Copy the following lines word for word, from the first to the last.

---------------

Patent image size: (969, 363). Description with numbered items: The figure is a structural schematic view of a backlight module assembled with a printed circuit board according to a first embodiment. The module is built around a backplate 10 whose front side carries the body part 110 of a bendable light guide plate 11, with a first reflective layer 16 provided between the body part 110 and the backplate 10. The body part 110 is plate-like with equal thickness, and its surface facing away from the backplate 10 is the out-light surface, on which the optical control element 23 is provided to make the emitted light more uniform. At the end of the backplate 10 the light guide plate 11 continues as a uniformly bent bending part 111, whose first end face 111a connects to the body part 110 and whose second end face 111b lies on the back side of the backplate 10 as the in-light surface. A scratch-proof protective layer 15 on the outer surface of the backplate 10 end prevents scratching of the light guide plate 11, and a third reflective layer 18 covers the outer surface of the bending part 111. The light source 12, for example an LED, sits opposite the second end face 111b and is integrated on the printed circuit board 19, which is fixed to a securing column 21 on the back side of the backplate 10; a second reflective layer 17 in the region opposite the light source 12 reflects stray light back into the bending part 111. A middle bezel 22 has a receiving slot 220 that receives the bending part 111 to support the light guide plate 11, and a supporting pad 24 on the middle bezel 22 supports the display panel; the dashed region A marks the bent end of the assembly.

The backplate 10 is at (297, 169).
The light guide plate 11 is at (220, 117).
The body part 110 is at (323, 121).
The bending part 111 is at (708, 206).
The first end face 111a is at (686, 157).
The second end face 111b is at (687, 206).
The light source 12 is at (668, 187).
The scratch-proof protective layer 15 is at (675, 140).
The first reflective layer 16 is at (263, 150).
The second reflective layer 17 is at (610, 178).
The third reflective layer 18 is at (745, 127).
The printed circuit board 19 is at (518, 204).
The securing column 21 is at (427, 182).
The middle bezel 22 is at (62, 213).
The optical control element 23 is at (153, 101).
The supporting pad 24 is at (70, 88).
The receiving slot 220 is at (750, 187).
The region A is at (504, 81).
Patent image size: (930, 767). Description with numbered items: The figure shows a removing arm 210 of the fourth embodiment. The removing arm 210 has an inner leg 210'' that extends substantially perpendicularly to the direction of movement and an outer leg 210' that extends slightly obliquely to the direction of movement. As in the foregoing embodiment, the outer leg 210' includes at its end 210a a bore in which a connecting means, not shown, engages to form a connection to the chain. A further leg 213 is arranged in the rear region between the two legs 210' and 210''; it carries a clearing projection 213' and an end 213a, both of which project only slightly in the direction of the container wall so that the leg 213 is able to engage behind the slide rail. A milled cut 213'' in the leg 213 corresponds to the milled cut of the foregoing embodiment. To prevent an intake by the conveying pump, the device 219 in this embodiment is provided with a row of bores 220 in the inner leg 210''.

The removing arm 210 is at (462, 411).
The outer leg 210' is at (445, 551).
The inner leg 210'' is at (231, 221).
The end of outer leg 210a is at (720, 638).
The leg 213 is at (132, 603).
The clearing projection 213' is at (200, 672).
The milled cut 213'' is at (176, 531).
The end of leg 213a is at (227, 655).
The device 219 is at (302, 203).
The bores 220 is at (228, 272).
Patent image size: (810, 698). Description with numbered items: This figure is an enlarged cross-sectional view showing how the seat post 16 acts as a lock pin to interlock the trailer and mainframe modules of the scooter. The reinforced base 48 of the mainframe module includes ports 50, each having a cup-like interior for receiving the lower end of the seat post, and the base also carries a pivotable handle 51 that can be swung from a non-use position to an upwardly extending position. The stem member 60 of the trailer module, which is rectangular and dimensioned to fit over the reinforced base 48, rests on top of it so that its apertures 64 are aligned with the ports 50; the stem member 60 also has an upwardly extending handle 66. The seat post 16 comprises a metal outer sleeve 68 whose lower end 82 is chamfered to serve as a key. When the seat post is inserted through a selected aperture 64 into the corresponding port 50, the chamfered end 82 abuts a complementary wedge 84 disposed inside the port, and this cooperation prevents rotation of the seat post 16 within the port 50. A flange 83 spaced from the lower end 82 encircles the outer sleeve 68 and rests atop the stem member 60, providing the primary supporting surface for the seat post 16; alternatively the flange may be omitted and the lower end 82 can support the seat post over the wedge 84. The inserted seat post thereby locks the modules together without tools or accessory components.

---------------

▶ [Complete answer]
Patent image size: (969, 363). Description with numbered items: The figure is a structural schematic view of a backlight module assembled with a printed circuit board according to a first embodiment. The module is built around a backplate 10 whose front side carries the body part 110 of a bendable light guide plate 11, with a first reflective layer 16 provided between the body part 110 and the backplate 10. The body part 110 is plate-like with equal thickness, and its surface facing away from the backplate 10 is the out-light surface, on which the optical control element 23 is provided to make the emitted light more uniform. At the end of the backplate 10 the light guide plate 11 continues as a uniformly bent bending part 111, whose first end face 111a connects to the body part 110 and whose second end face 111b lies on the back side of the backplate 10 as the in-light surface. A scratch-proof protective layer 15 on the outer surface of the backplate 10 end prevents scratching of the light guide plate 11, and a third reflective layer 18 covers the outer surface of the bending part 111. The light source 12, for example an LED, sits opposite the second end face 111b and is integrated on the printed circuit board 19, which is fixed to a securing column 21 on the back side of the backplate 10; a second reflective layer 17 in the region opposite the light source 12 reflects stray light back into the bending part 111. A middle bezel 22 has a receiving slot 220 that receives the bending part 111 to support the light guide plate 11, and a supporting pad 24 on the middle bezel 22 supports the display panel; the dashed region A marks the bent end of the assembly.

The backplate 10 is at (297, 169).
The light guide plate 11 is at (220, 117).
The body part 110 is at (323, 121).
The bending part 111 is at (708, 206).
The first end face 111a is at (686, 157).
The second end face 111b is at (687, 206).
The light source 12 is at (668, 187).
The scratch-proof protective layer 15 is at (675, 140).
The first reflective layer 16 is at (263, 150).
The second reflective layer 17 is at (610, 178).
The third reflective layer 18 is at (745, 127).
The printed circuit board 19 is at (518, 204).
The securing column 21 is at (427, 182).
The middle bezel 22 is at (62, 213).
The optical control element 23 is at (153, 101).
The supporting pad 24 is at (70, 88).
The receiving slot 220 is at (750, 187).
The region A is at (504, 81).
Patent image size: (930, 767). Description with numbered items: The figure shows a removing arm 210 of the fourth embodiment. The removing arm 210 has an inner leg 210'' that extends substantially perpendicularly to the direction of movement and an outer leg 210' that extends slightly obliquely to the direction of movement. As in the foregoing embodiment, the outer leg 210' includes at its end 210a a bore in which a connecting means, not shown, engages to form a connection to the chain. A further leg 213 is arranged in the rear region between the two legs 210' and 210''; it carries a clearing projection 213' and an end 213a, both of which project only slightly in the direction of the container wall so that the leg 213 is able to engage behind the slide rail. A milled cut 213'' in the leg 213 corresponds to the milled cut of the foregoing embodiment. To prevent an intake by the conveying pump, the device 219 in this embodiment is provided with a row of bores 220 in the inner leg 210''.

The removing arm 210 is at (462, 411).
The outer leg 210' is at (445, 551).
The inner leg 210'' is at (231, 221).
The end of outer leg 210a is at (720, 638).
The leg 213 is at (132, 603).
The clearing projection 213' is at (200, 672).
The milled cut 213'' is at (176, 531).
The end of leg 213a is at (227, 655).
The device 219 is at (302, 203).
The bores 220 is at (228, 272).
Patent image size: (810, 698). Description with numbered items: This figure is an enlarged cross-sectional view showing how the seat post 16 acts as a lock pin to interlock the trailer and mainframe modules of the scooter. The reinforced base 48 of the mainframe module includes ports 50, each having a cup-like interior for receiving the lower end of the seat post, and the base also carries a pivotable handle 51 that can be swung from a non-use position to an upwardly extending position. The stem member 60 of the trailer module, which is rectangular and dimensioned to fit over the reinforced base 48, rests on top of it so that its apertures 64 are aligned with the ports 50; the stem member 60 also has an upwardly extending handle 66. The seat post 16 comprises a metal outer sleeve 68 whose lower end 82 is chamfered to serve as a key. When the seat post is inserted through a selected aperture 64 into the corresponding port 50, the chamfered end 82 abuts a complementary wedge 84 disposed inside the port, and this cooperation prevents rotation of the seat post 16 within the port 50. A flange 83 spaced from the lower end 82 encircles the outer sleeve 68 and rests atop the stem member 60, providing the primary supporting surface for the seat post 16; alternatively the flange may be omitted and the lower end 82 can support the seat post over the wedge 84. The inserted seat post thereby locks the modules together without tools or accessory components.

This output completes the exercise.